WHAT IS REQUIRED: Print the entries that appear below, exactly as written and without their pictures.

start DATASET EXCERPTS

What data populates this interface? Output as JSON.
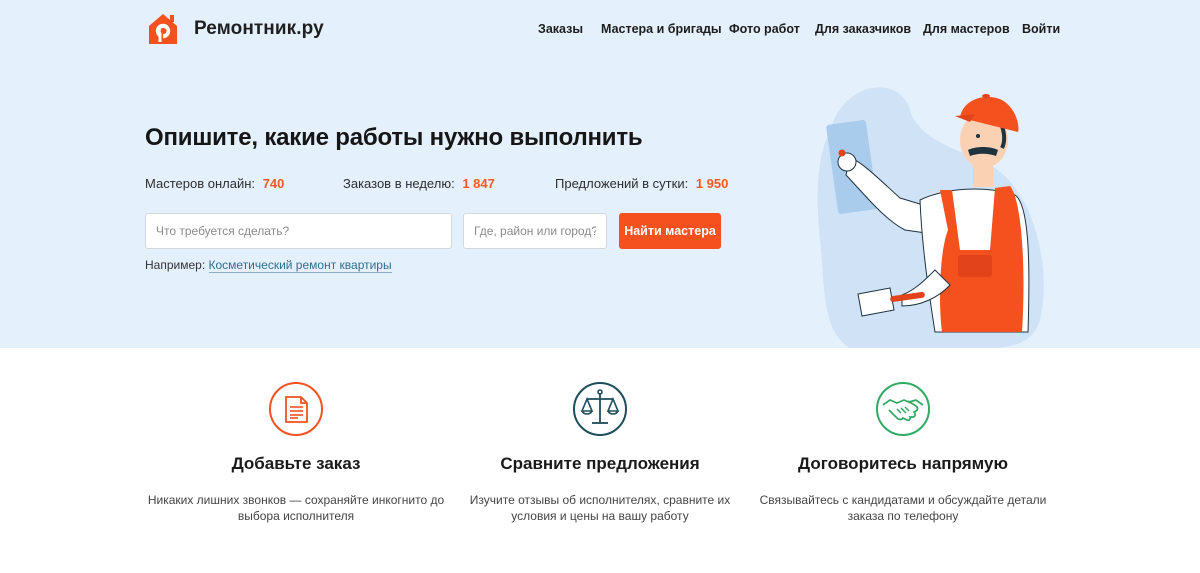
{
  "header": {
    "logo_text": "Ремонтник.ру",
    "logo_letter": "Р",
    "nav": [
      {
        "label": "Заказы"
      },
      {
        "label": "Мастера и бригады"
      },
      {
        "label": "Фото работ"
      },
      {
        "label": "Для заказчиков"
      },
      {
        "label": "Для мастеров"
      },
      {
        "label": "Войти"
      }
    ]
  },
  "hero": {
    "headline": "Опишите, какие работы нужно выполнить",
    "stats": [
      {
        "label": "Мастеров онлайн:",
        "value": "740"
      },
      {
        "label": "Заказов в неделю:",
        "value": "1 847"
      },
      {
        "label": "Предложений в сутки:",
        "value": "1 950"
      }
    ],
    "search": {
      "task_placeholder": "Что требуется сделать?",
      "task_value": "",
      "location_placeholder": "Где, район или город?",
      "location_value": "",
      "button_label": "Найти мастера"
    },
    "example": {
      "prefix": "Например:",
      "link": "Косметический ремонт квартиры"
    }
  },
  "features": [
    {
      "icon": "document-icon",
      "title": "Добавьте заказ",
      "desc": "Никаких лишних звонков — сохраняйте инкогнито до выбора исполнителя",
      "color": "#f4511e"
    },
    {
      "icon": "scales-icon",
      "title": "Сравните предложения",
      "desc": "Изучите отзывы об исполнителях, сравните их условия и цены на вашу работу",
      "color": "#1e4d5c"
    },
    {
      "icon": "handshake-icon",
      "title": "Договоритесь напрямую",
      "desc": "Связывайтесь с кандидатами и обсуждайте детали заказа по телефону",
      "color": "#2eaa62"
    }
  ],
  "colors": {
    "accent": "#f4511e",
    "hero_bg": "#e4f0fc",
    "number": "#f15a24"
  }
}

end DATASET EXCERPTS

EXPECTED ANSWER:
What data populates this interface? Output as JSON.
{
  "header": {
    "logo_text": "Ремонтник.ру",
    "logo_letter": "Р",
    "nav": [
      {
        "label": "Заказы"
      },
      {
        "label": "Мастера и бригады"
      },
      {
        "label": "Фото работ"
      },
      {
        "label": "Для заказчиков"
      },
      {
        "label": "Для мастеров"
      },
      {
        "label": "Войти"
      }
    ]
  },
  "hero": {
    "headline": "Опишите, какие работы нужно выполнить",
    "stats": [
      {
        "label": "Мастеров онлайн:",
        "value": "740"
      },
      {
        "label": "Заказов в неделю:",
        "value": "1 847"
      },
      {
        "label": "Предложений в сутки:",
        "value": "1 950"
      }
    ],
    "search": {
      "task_placeholder": "Что требуется сделать?",
      "task_value": "",
      "location_placeholder": "Где, район или город?",
      "location_value": "",
      "button_label": "Найти мастера"
    },
    "example": {
      "prefix": "Например:",
      "link": "Косметический ремонт квартиры"
    }
  },
  "features": [
    {
      "icon": "document-icon",
      "title": "Добавьте заказ",
      "desc": "Никаких лишних звонков — сохраняйте инкогнито до выбора исполнителя",
      "color": "#f4511e"
    },
    {
      "icon": "scales-icon",
      "title": "Сравните предложения",
      "desc": "Изучите отзывы об исполнителях, сравните их условия и цены на вашу работу",
      "color": "#1e4d5c"
    },
    {
      "icon": "handshake-icon",
      "title": "Договоритесь напрямую",
      "desc": "Связывайтесь с кандидатами и обсуждайте детали заказа по телефону",
      "color": "#2eaa62"
    }
  ],
  "colors": {
    "accent": "#f4511e",
    "hero_bg": "#e4f0fc",
    "number": "#f15a24"
  }
}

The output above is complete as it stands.